The problem: Which lines hold the word "keep"? Copy each one.

Input:
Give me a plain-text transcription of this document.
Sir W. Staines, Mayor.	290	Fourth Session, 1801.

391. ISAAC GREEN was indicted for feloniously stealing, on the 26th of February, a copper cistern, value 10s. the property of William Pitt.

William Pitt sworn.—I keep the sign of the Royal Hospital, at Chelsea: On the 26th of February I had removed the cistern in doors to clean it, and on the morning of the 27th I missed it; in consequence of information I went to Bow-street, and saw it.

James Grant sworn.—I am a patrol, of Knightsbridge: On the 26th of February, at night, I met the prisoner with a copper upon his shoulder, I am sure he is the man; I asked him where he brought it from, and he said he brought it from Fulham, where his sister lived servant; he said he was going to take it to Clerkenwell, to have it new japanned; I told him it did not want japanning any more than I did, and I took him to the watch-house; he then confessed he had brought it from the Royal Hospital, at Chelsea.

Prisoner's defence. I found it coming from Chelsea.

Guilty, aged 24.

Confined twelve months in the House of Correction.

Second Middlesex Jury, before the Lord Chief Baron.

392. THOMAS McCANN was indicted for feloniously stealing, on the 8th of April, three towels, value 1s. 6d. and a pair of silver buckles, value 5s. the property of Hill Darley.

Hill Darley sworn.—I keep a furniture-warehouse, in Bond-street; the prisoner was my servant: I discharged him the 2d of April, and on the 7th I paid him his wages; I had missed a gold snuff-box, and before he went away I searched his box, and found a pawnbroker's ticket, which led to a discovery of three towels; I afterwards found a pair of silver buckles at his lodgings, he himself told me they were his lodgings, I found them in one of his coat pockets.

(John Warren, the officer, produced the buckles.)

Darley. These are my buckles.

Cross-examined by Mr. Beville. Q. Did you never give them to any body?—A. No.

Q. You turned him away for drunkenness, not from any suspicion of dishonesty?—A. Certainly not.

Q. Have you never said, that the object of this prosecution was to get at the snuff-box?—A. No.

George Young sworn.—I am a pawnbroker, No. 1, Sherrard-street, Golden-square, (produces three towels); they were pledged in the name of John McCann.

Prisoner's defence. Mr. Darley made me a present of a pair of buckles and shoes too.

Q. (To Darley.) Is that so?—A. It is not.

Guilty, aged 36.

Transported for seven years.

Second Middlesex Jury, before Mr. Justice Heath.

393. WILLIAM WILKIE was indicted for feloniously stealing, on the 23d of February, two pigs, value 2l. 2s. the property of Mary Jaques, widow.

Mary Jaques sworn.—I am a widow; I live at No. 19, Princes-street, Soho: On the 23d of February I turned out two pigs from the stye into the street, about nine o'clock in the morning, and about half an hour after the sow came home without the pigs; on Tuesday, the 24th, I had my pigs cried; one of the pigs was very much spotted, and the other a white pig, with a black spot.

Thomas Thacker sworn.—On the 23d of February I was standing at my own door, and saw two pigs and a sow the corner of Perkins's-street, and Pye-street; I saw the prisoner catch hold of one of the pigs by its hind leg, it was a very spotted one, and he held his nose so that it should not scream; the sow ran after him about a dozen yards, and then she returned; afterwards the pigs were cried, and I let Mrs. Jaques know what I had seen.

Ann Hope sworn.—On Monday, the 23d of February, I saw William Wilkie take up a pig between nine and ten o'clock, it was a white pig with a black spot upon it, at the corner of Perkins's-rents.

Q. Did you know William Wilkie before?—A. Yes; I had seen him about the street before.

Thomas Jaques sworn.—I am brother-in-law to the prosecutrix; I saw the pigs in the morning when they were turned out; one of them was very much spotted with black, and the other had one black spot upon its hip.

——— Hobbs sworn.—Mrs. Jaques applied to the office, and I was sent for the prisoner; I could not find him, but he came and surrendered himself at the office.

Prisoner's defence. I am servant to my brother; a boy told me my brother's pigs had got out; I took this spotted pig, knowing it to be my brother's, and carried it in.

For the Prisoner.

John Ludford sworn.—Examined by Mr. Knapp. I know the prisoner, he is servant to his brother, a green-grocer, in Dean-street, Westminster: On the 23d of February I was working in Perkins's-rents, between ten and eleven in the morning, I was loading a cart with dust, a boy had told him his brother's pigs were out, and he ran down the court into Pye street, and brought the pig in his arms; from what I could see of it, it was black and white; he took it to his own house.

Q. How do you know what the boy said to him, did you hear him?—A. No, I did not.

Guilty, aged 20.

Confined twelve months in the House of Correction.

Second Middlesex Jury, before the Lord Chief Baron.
...
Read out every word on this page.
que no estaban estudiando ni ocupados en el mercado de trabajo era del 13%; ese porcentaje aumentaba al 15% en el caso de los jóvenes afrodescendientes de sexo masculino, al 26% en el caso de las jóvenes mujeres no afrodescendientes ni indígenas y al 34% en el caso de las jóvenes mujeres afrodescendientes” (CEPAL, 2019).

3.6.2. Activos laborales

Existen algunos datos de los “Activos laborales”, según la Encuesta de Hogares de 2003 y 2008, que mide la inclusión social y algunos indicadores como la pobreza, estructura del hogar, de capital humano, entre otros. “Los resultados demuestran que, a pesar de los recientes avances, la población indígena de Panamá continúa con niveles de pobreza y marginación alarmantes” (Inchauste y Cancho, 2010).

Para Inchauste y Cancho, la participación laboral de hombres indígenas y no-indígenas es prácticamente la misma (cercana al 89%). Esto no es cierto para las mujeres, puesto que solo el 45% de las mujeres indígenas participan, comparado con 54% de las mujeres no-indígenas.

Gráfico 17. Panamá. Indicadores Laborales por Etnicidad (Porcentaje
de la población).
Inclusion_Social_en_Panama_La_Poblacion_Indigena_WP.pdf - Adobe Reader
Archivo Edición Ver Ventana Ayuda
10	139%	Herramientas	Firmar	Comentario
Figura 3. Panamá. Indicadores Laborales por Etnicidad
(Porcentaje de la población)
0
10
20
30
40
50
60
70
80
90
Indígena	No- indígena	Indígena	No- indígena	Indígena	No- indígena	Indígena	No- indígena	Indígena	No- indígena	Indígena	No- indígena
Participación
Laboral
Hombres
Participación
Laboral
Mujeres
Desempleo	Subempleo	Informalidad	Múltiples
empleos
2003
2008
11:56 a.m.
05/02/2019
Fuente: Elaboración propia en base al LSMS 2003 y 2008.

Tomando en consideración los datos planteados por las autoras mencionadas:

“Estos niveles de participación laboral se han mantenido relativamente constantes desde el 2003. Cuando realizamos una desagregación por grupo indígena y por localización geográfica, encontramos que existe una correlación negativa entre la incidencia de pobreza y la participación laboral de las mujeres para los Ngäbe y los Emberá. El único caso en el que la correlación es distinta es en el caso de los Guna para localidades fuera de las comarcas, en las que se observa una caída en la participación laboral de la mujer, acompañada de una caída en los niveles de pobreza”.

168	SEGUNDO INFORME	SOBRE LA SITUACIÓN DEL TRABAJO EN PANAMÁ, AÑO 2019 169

Correct output:
William Pitt sworn.—I keep the sign of the Royal Hospital, at Chelsea: On the 26th of February I had removed the cistern in doors to clean it, and on the morning of the 27th I missed it; in consequence of information I went to Bow-street, and saw it.
Hill Darley sworn.—I keep a furniture-warehouse, in Bond-street; the prisoner was my servant: I discharged him the 2d of April, and on the 7th I paid him his wages; I had missed a gold snuff-box, and before he went away I searched his box, and found a pawnbroker's ticket, which led to a discovery of three towels; I afterwards found a pair of silver buckles at his lodgings, he himself told me they were his lodgings, I found them in one of his coat pockets.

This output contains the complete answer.